Article ->
Chemical stability of pp-GT films towards UV irradiation

In this study, pp–GT thin films have been exposed to UV–A (λ = 350 ± 25 nm), UV–B (λ = 300 ± 25 nm) and UV–C (λ = 254 nm) for 24, 48 and 672 h. Although not naturally occurring, UV–C is commonly used for sterilization or waste treatment purposes and was thus chosen as an extreme wavelength range22. After irradiation, the films were investigated by FTIR measurements. The overlaid FTIR absorption spectra shown in Fig. 2 are recorded after 24, 48 and 672 h of irradiation for pp–GT thin films fabricated at 50 W RF power. To test the effect of available oxygen, selected experiments were repeated using a quartz cover to limit the amount of oxygen reaching the sample (denoted as ‘oxygen-poor’ conditions).

Figure 2
figure 2

FTIR spectra of samples irradiated with (a) UV–A, (b) UV–B and (c) UV–C under ambient (oxygen-rich) conditions, and (d) irradiated with UV–C under oxygen-rich and oxygen-poor conditions. Samples fabricated at 50 W.

A broad absorbance band emerged at 3416 cm−1 in the non-irradiated pp–GT spectrum that is considered to be the O–H stretching vibration of residual water23. This is further supported by the absence of a C–O vibration. Absorptions corresponding to C–H bending vibrations (between 1300 and 1466 cm−1) decreased in magnitude and broadened with higher input RF power. Likewise, skeletal C–C vibrations between 947 and 1161 cm−1 vanished completely. A peak emerged at 1707 cm−1, indicating the presence of carbonyl groups (C=O stretch), which were presumably formed from the reactions of radical intermediates with residual molecular oxygen and subsequent decompositions23. In general, polymer materials containing C=O (and –OH) groups are characterized by a high-dielectric constant, because of their high polarizability and lower hydrophobicity. The CA investigations in this study revealed that pp–GT films deposited at lower RF power were indeed less stable when in contact with common processing solvents, such as acetone or alcohol. The absence of the C=O moiety may render pp–GT more stable when in contact with polar solvents.

The nature of irradiation and oxygen content had significant effects on the photostability of the pp–GT thin films. The UV-spectra of the freshly fabricated films reached ~400 nm, thus light absorption was achieved under all irradiation conditions. Upon irradiation with UV–A light in an oxygen-rich environment, strong and broad bands rapidly emerged at approx. 3400 cm−1 and 1700 cm−1, respectively. The changes in intensities decreased during the course of the irradiation, suggesting ‘inner-filter’ effects or saturation of the surface by the photodegradants. The newly formed peaks were assigned to oxygen-containing functional groups, in particular O–H (hydroxyl and carboxyl groups) and C=O stretching vibrations (carbonyl and carboxyl groups). Peak broadening furthermore occurred in the region below 1500 cm−1, possibly due to the emergence of C–O stretching vibrations. The observed changes thus suggest photooxidation of the pp–GT thin films upon light exposure. Similar observations have been reported for ethylene-propylene24 and styrenic polymers25. The intensity and shape of the C–H stretching vibration around 2900 cm−1 remained largely unchanged, suggesting that the carbon-hydrogen backbone of the polymer stayed largely intact. When exposed to UV–B light, the same changes were in principle observed in the IR-spectra, although more rapidly. In contrast to UV–A exposure, the intensity of the C–H stretching vibrations around 2900 cm−1 dropped significantly. This behavior can be explained by the stronger absorption of the polymeric film in the UV–B range and hence increased photodegradation. In addition, the initial photooxidants formed, i.e. carbonyl-containing compounds, absorb in the same region, thus enabling further oxidation to carboxylic acid or other photodegradants26. Rapid degradation was again observed upon exposure to UV–C light. The generation of oxygen-containing functional groups was somewhat retarded, whereas a sharp drop and broadening of the C–H stretching vibration at approx. 2900 cm−1 was found. These observations suggest, next to photooxidations, a range of alternative degradation processes such as rearrangements, chain scissions and crosslinking reactions27,28.

Records supplied ->

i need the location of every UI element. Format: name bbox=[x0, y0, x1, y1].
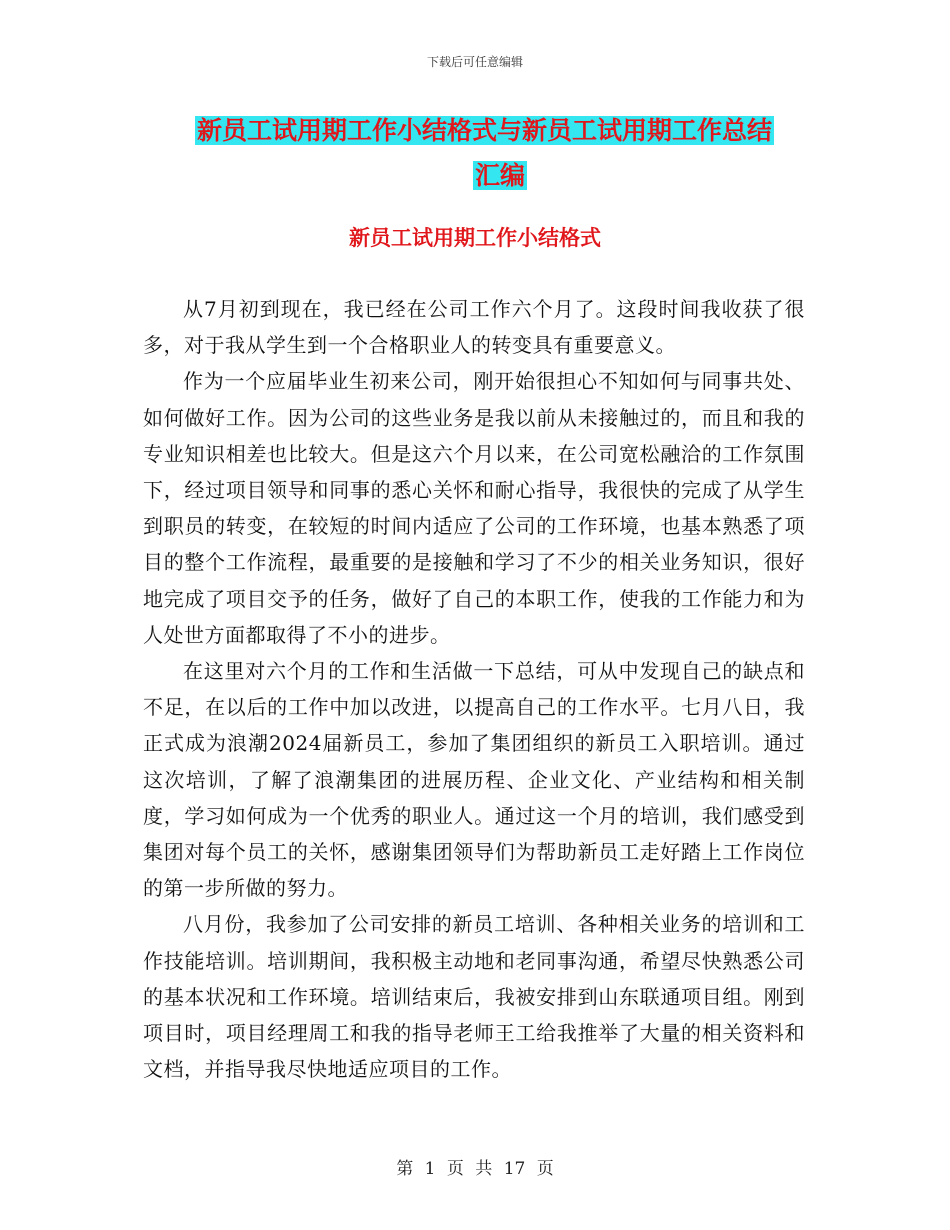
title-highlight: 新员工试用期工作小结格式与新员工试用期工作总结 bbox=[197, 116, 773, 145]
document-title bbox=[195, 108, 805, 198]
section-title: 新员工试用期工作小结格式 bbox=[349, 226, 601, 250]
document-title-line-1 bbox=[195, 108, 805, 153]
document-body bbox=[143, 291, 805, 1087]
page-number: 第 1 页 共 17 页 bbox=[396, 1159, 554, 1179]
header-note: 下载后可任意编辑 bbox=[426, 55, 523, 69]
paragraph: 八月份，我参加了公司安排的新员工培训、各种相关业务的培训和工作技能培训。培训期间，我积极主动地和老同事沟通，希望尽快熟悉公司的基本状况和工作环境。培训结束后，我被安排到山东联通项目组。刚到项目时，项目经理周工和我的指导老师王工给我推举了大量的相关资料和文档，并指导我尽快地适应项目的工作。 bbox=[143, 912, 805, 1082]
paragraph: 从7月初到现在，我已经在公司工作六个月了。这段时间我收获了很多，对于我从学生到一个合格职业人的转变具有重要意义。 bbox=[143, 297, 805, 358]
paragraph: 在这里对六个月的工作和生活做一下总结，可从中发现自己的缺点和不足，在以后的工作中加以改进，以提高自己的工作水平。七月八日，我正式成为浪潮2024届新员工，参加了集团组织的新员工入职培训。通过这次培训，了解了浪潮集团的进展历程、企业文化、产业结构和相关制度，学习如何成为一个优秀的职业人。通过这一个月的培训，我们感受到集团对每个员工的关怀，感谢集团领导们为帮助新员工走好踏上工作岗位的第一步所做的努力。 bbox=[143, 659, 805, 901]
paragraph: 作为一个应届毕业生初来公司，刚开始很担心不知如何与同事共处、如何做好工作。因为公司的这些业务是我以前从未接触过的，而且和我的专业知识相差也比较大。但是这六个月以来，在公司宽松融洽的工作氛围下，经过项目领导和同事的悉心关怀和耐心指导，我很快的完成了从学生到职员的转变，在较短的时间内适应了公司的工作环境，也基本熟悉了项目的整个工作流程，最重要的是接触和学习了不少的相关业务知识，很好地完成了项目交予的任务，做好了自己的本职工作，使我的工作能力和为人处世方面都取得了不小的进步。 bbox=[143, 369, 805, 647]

Actions to take ->
a – Reproduce the stretch of the pp–GT passage from "Chemical stability of" through "as ‘oxygen-poor’ conditions).", word for word.
b – Using the pp–GT passage, answer these:
(i) What wavelength was used for the UV–C irradiation?
(ii) At what wavenumber did the peak indicating carbonyl groups emerge?
(iii) What was used to limit the amount of oxygen reaching the sample?

Complete answers ->
a –
Chemical stability of pp-GT films towards UV irradiation

In this study, pp–GT thin films have been exposed to UV–A (λ = 350 ± 25 nm), UV–B (λ = 300 ± 25 nm) and UV–C (λ = 254 nm) for 24, 48 and 672 h. Although not naturally occurring, UV–C is commonly used for sterilization or waste treatment purposes and was thus chosen as an extreme wavelength range22. After irradiation, the films were investigated by FTIR measurements. The overlaid FTIR absorption spectra shown in Fig. 2 are recorded after 24, 48 and 672 h of irradiation for pp–GT thin films fabricated at 50 W RF power. To test the effect of available oxygen, selected experiments were repeated using a quartz cover to limit the amount of oxygen reaching the sample (denoted as ‘oxygen-poor’ conditions).

b –
(i) 254 nm
(ii) 1707 cm−1
(iii) A quartz cover